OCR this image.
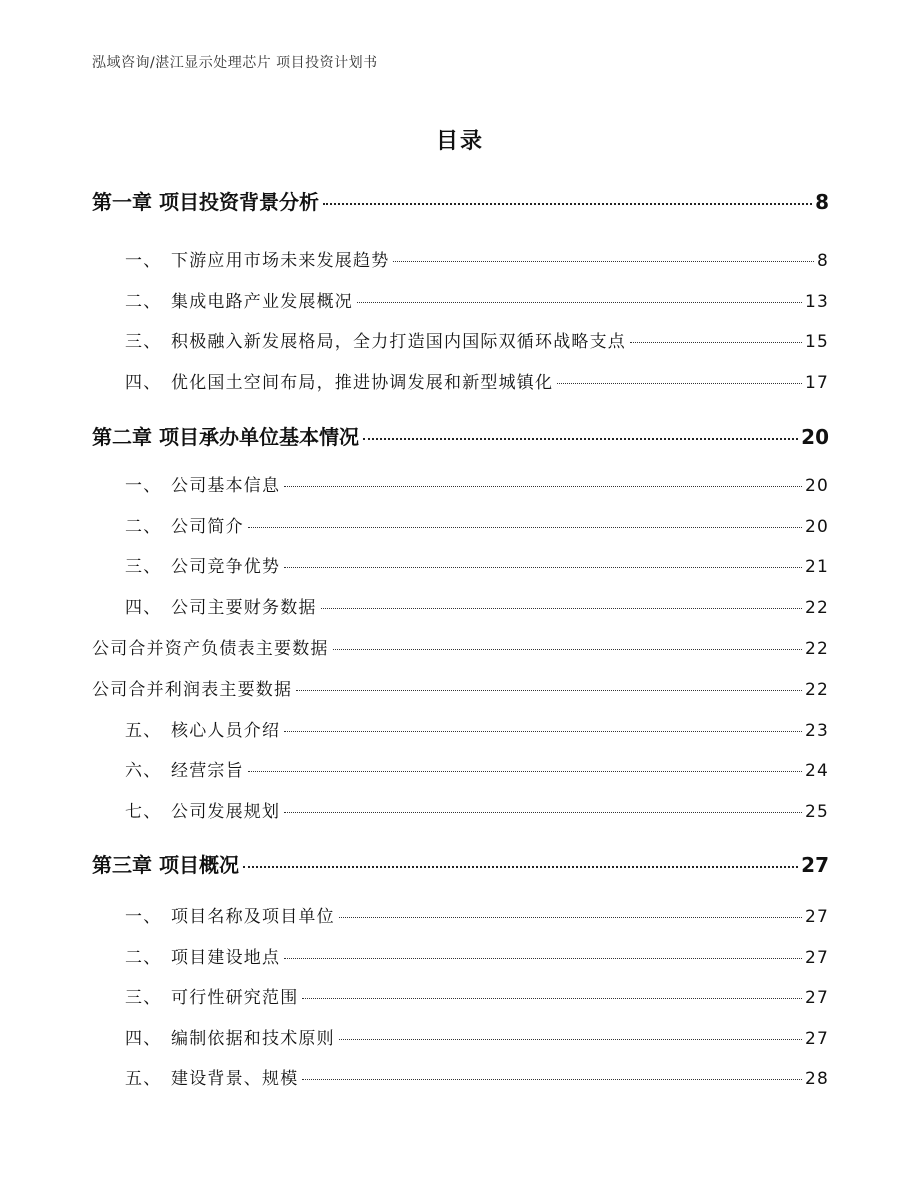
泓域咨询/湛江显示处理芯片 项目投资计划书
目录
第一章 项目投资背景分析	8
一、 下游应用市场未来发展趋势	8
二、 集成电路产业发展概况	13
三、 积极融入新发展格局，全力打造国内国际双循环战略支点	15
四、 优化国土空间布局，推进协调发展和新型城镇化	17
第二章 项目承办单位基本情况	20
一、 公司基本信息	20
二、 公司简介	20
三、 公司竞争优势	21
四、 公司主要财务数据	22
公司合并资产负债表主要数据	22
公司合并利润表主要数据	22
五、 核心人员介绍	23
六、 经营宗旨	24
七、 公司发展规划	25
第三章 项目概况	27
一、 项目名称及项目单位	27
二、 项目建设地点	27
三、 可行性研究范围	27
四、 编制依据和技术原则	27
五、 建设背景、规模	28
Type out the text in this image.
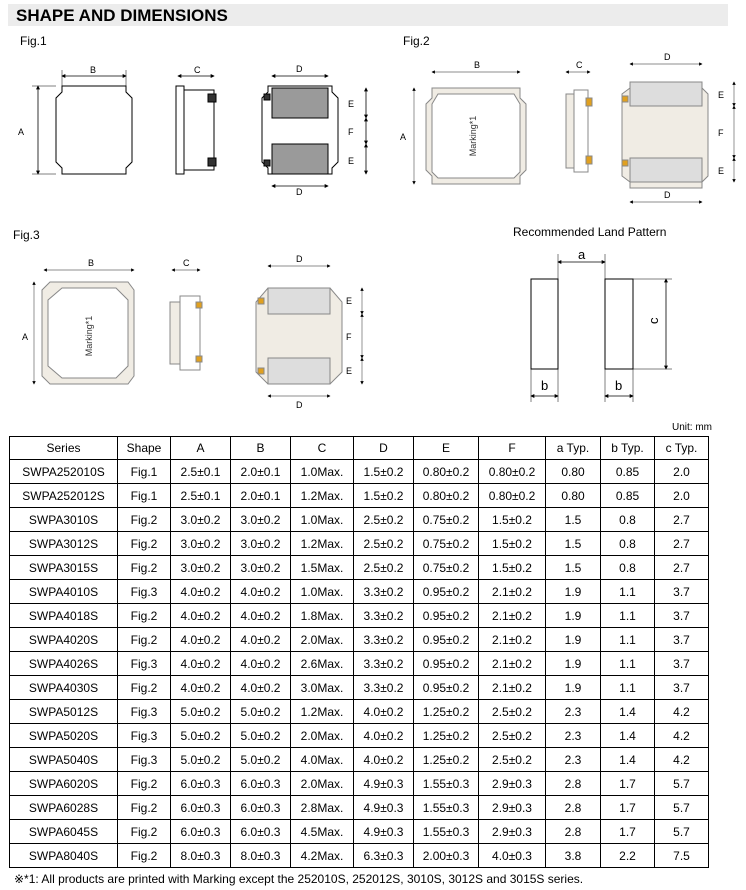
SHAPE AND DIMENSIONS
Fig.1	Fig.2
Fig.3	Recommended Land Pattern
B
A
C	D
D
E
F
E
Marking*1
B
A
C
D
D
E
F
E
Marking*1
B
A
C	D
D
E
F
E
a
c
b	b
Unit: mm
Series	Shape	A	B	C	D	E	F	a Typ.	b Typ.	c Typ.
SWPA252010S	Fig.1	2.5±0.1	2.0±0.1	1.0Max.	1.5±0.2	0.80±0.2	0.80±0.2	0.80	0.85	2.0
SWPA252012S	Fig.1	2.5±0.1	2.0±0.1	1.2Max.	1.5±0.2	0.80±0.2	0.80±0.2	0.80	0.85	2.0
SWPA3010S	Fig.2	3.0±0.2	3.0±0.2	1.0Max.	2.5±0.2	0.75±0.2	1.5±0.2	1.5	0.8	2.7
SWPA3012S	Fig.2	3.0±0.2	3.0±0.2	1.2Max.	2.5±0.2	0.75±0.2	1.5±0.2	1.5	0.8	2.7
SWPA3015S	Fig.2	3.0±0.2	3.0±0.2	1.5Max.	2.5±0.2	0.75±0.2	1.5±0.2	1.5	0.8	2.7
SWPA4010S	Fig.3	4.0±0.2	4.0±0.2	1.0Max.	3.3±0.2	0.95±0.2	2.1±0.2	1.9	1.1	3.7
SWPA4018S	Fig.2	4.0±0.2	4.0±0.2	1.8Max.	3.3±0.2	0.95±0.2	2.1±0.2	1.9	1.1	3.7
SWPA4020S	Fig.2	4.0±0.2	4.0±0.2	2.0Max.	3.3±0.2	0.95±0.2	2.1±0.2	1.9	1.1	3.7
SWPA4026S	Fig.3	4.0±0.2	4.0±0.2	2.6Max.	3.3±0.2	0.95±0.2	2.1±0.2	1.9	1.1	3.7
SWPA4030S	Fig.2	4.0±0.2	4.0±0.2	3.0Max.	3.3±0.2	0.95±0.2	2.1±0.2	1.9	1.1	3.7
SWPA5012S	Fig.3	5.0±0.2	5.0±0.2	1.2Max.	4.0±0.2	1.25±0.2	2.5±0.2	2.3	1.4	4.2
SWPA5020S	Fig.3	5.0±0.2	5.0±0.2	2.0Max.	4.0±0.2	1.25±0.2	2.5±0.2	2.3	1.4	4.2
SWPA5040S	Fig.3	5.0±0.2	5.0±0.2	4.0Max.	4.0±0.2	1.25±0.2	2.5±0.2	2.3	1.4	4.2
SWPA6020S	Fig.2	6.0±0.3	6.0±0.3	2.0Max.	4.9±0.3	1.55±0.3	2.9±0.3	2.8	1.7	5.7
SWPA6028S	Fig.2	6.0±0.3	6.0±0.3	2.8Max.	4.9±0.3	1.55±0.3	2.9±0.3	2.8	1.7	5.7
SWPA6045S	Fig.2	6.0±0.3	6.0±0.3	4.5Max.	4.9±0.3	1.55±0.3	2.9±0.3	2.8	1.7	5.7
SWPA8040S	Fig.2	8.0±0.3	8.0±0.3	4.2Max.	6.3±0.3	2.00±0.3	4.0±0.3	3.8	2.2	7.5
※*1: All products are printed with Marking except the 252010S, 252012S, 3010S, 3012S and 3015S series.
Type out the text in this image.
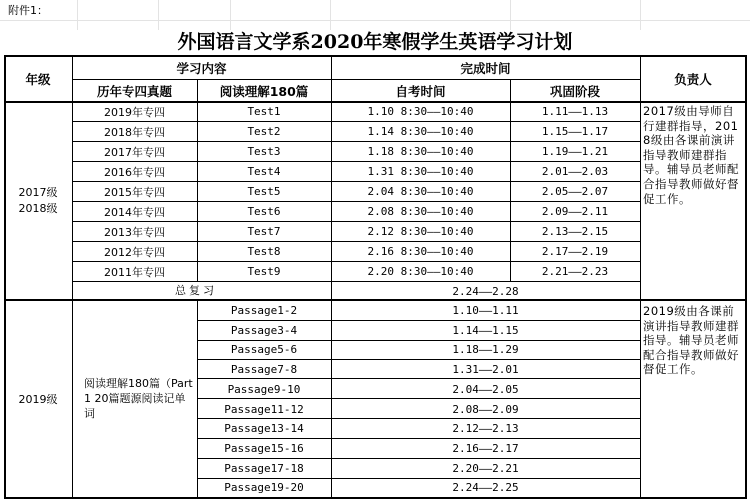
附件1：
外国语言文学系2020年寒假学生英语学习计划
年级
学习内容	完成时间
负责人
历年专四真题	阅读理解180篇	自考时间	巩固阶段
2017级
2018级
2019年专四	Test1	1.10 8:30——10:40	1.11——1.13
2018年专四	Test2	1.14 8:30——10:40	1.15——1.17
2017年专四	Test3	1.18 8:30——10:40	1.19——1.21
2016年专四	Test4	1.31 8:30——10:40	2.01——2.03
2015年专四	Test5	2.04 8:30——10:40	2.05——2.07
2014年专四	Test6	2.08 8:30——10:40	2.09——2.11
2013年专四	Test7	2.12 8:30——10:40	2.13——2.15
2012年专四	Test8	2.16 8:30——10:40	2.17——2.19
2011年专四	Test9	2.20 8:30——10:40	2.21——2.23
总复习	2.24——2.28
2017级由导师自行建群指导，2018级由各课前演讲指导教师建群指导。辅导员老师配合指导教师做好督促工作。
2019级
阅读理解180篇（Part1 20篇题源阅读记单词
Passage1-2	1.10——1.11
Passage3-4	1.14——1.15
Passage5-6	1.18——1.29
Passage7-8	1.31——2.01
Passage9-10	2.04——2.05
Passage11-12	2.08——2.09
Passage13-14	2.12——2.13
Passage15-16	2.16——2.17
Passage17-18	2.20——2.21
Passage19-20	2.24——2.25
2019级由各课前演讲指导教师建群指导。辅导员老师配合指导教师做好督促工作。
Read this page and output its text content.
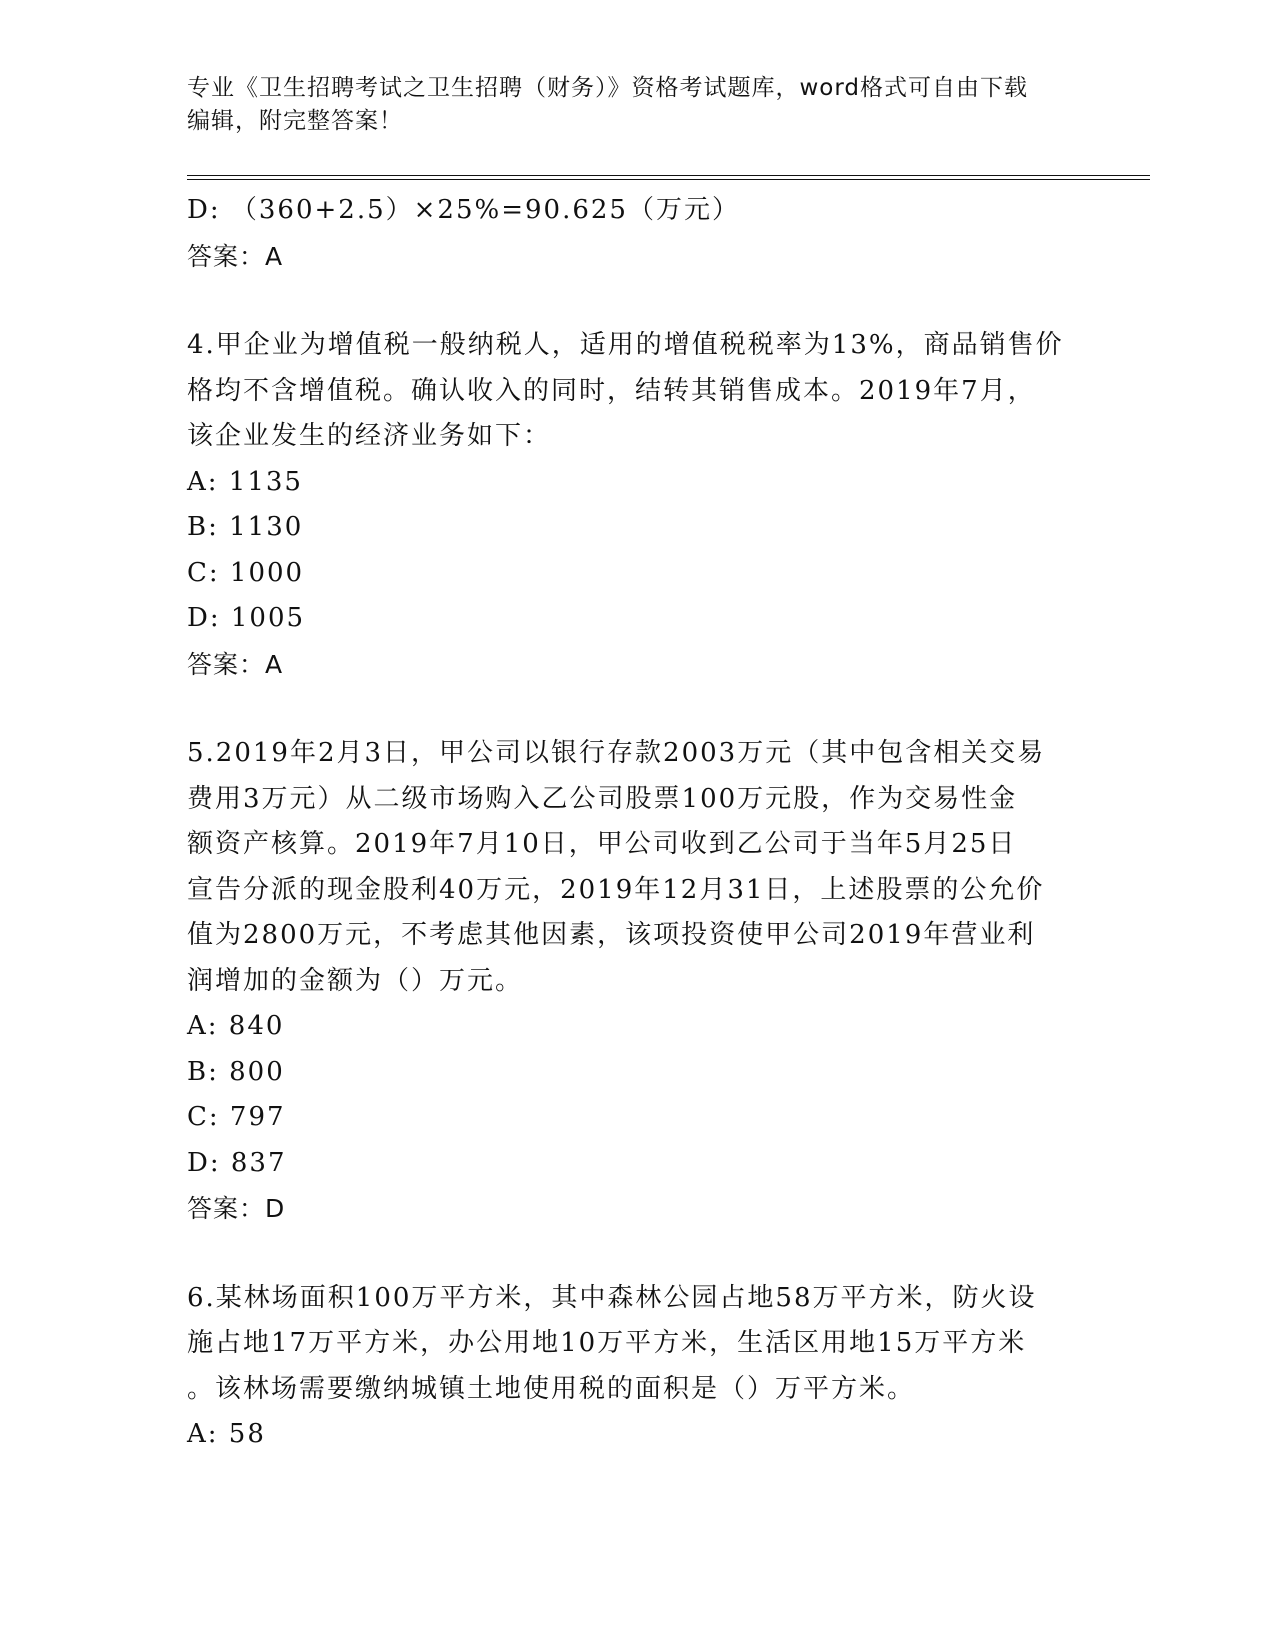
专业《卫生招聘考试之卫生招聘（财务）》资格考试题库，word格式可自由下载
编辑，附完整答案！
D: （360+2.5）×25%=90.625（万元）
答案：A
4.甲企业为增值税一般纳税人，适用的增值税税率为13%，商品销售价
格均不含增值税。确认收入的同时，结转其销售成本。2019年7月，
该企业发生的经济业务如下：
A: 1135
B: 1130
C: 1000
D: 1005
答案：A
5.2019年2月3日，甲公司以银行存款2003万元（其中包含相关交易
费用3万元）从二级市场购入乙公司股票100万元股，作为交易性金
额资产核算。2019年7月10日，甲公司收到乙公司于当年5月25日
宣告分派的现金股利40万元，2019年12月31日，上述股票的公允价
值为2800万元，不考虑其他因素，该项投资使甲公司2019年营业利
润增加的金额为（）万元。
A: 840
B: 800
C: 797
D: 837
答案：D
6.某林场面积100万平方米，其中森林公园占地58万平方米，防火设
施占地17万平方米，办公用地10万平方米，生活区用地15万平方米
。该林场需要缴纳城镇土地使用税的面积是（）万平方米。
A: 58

* * * *

→ **STATED EXERCISE**
All the lines above are to be reproduced exactly, except the pictures.

→ **IN RESPONSE**
OCR this image.
泓域咨询/湛江显示处理芯片 项目投资计划书
目录
第一章 项目投资背景分析	8
一、 下游应用市场未来发展趋势	8
二、 集成电路产业发展概况	13
三、 积极融入新发展格局，全力打造国内国际双循环战略支点	15
四、 优化国土空间布局，推进协调发展和新型城镇化	17
第二章 项目承办单位基本情况	20
一、 公司基本信息	20
二、 公司简介	20
三、 公司竞争优势	21
四、 公司主要财务数据	22
公司合并资产负债表主要数据	22
公司合并利润表主要数据	22
五、 核心人员介绍	23
六、 经营宗旨	24
七、 公司发展规划	25
第三章 项目概况	27
一、 项目名称及项目单位	27
二、 项目建设地点	27
三、 可行性研究范围	27
四、 编制依据和技术原则	27
五、 建设背景、规模	28
Type out the text in this image.
SHAPE AND DIMENSIONS
Fig.1	Fig.2
Fig.3	Recommended Land Pattern
B
A
C	D
D
E
F
E
Marking*1
B
A
C
D
D
E
F
E
Marking*1
B
A
C	D
D
E
F
E
a
c
b	b
Unit: mm
Series	Shape	A	B	C	D	E	F	a Typ.	b Typ.	c Typ.
SWPA252010S	Fig.1	2.5±0.1	2.0±0.1	1.0Max.	1.5±0.2	0.80±0.2	0.80±0.2	0.80	0.85	2.0
SWPA252012S	Fig.1	2.5±0.1	2.0±0.1	1.2Max.	1.5±0.2	0.80±0.2	0.80±0.2	0.80	0.85	2.0
SWPA3010S	Fig.2	3.0±0.2	3.0±0.2	1.0Max.	2.5±0.2	0.75±0.2	1.5±0.2	1.5	0.8	2.7
SWPA3012S	Fig.2	3.0±0.2	3.0±0.2	1.2Max.	2.5±0.2	0.75±0.2	1.5±0.2	1.5	0.8	2.7
SWPA3015S	Fig.2	3.0±0.2	3.0±0.2	1.5Max.	2.5±0.2	0.75±0.2	1.5±0.2	1.5	0.8	2.7
SWPA4010S	Fig.3	4.0±0.2	4.0±0.2	1.0Max.	3.3±0.2	0.95±0.2	2.1±0.2	1.9	1.1	3.7
SWPA4018S	Fig.2	4.0±0.2	4.0±0.2	1.8Max.	3.3±0.2	0.95±0.2	2.1±0.2	1.9	1.1	3.7
SWPA4020S	Fig.2	4.0±0.2	4.0±0.2	2.0Max.	3.3±0.2	0.95±0.2	2.1±0.2	1.9	1.1	3.7
SWPA4026S	Fig.3	4.0±0.2	4.0±0.2	2.6Max.	3.3±0.2	0.95±0.2	2.1±0.2	1.9	1.1	3.7
SWPA4030S	Fig.2	4.0±0.2	4.0±0.2	3.0Max.	3.3±0.2	0.95±0.2	2.1±0.2	1.9	1.1	3.7
SWPA5012S	Fig.3	5.0±0.2	5.0±0.2	1.2Max.	4.0±0.2	1.25±0.2	2.5±0.2	2.3	1.4	4.2
SWPA5020S	Fig.3	5.0±0.2	5.0±0.2	2.0Max.	4.0±0.2	1.25±0.2	2.5±0.2	2.3	1.4	4.2
SWPA5040S	Fig.3	5.0±0.2	5.0±0.2	4.0Max.	4.0±0.2	1.25±0.2	2.5±0.2	2.3	1.4	4.2
SWPA6020S	Fig.2	6.0±0.3	6.0±0.3	2.0Max.	4.9±0.3	1.55±0.3	2.9±0.3	2.8	1.7	5.7
SWPA6028S	Fig.2	6.0±0.3	6.0±0.3	2.8Max.	4.9±0.3	1.55±0.3	2.9±0.3	2.8	1.7	5.7
SWPA6045S	Fig.2	6.0±0.3	6.0±0.3	4.5Max.	4.9±0.3	1.55±0.3	2.9±0.3	2.8	1.7	5.7
SWPA8040S	Fig.2	8.0±0.3	8.0±0.3	4.2Max.	6.3±0.3	2.00±0.3	4.0±0.3	3.8	2.2	7.5
※*1: All products are printed with Marking except the 252010S, 252012S, 3010S, 3012S and 3015S series.
Type out the text in this image.
附件1：
外国语言文学系2020年寒假学生英语学习计划
年级
学习内容	完成时间
负责人
历年专四真题	阅读理解180篇	自考时间	巩固阶段
2017级
2018级
2019年专四	Test1	1.10 8:30——10:40	1.11——1.13
2018年专四	Test2	1.14 8:30——10:40	1.15——1.17
2017年专四	Test3	1.18 8:30——10:40	1.19——1.21
2016年专四	Test4	1.31 8:30——10:40	2.01——2.03
2015年专四	Test5	2.04 8:30——10:40	2.05——2.07
2014年专四	Test6	2.08 8:30——10:40	2.09——2.11
2013年专四	Test7	2.12 8:30——10:40	2.13——2.15
2012年专四	Test8	2.16 8:30——10:40	2.17——2.19
2011年专四	Test9	2.20 8:30——10:40	2.21——2.23
总复习	2.24——2.28
2017级由导师自行建群指导，2018级由各课前演讲指导教师建群指导。辅导员老师配合指导教师做好督促工作。
2019级
阅读理解180篇（Part1 20篇题源阅读记单词
Passage1-2	1.10——1.11
Passage3-4	1.14——1.15
Passage5-6	1.18——1.29
Passage7-8	1.31——2.01
Passage9-10	2.04——2.05
Passage11-12	2.08——2.09
Passage13-14	2.12——2.13
Passage15-16	2.16——2.17
Passage17-18	2.20——2.21
Passage19-20	2.24——2.25
2019级由各课前演讲指导教师建群指导。辅导员老师配合指导教师做好督促工作。
Read this page and output its text content.
专业《卫生招聘考试之卫生招聘（财务）》资格考试题库，word格式可自由下载
编辑，附完整答案！
D: （360+2.5）×25%=90.625（万元）
答案：A
4.甲企业为增值税一般纳税人，适用的增值税税率为13%，商品销售价
格均不含增值税。确认收入的同时，结转其销售成本。2019年7月，
该企业发生的经济业务如下：
A: 1135
B: 1130
C: 1000
D: 1005
答案：A
5.2019年2月3日，甲公司以银行存款2003万元（其中包含相关交易
费用3万元）从二级市场购入乙公司股票100万元股，作为交易性金
额资产核算。2019年7月10日，甲公司收到乙公司于当年5月25日
宣告分派的现金股利40万元，2019年12月31日，上述股票的公允价
值为2800万元，不考虑其他因素，该项投资使甲公司2019年营业利
润增加的金额为（）万元。
A: 840
B: 800
C: 797
D: 837
答案：D
6.某林场面积100万平方米，其中森林公园占地58万平方米，防火设
施占地17万平方米，办公用地10万平方米，生活区用地15万平方米
。该林场需要缴纳城镇土地使用税的面积是（）万平方米。
A: 58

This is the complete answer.